__Do this__: Below is a set of records; restate each one word for word.
======== Data lines
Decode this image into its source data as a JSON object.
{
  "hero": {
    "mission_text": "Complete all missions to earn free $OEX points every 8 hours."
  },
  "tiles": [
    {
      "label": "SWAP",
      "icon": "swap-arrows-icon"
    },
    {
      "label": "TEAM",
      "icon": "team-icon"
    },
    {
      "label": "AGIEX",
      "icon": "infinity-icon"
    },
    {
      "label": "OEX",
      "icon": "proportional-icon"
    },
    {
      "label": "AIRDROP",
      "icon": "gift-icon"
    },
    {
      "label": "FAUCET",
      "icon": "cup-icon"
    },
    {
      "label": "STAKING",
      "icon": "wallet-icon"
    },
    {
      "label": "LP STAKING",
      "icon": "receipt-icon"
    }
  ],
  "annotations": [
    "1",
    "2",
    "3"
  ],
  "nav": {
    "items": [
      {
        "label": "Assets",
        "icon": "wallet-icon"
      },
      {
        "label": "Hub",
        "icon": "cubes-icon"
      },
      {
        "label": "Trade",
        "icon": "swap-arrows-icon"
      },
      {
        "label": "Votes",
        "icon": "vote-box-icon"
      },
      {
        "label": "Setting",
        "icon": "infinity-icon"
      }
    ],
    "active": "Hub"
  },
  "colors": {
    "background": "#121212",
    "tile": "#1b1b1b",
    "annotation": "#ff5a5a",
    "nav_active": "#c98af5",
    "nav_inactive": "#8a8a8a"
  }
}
================
__Answer to this exercise__:
Decode this image into its source data as a JSON object.
{
  "hero": {
    "mission_text": "Complete all missions to earn free $OEX points every 8 hours."
  },
  "tiles": [
    {
      "label": "SWAP",
      "icon": "swap-arrows-icon"
    },
    {
      "label": "TEAM",
      "icon": "team-icon"
    },
    {
      "label": "AGIEX",
      "icon": "infinity-icon"
    },
    {
      "label": "OEX",
      "icon": "proportional-icon"
    },
    {
      "label": "AIRDROP",
      "icon": "gift-icon"
    },
    {
      "label": "FAUCET",
      "icon": "cup-icon"
    },
    {
      "label": "STAKING",
      "icon": "wallet-icon"
    },
    {
      "label": "LP STAKING",
      "icon": "receipt-icon"
    }
  ],
  "annotations": [
    "1",
    "2",
    "3"
  ],
  "nav": {
    "items": [
      {
        "label": "Assets",
        "icon": "wallet-icon"
      },
      {
        "label": "Hub",
        "icon": "cubes-icon"
      },
      {
        "label": "Trade",
        "icon": "swap-arrows-icon"
      },
      {
        "label": "Votes",
        "icon": "vote-box-icon"
      },
      {
        "label": "Setting",
        "icon": "infinity-icon"
      }
    ],
    "active": "Hub"
  },
  "colors": {
    "background": "#121212",
    "tile": "#1b1b1b",
    "annotation": "#ff5a5a",
    "nav_active": "#c98af5",
    "nav_inactive": "#8a8a8a"
  }
}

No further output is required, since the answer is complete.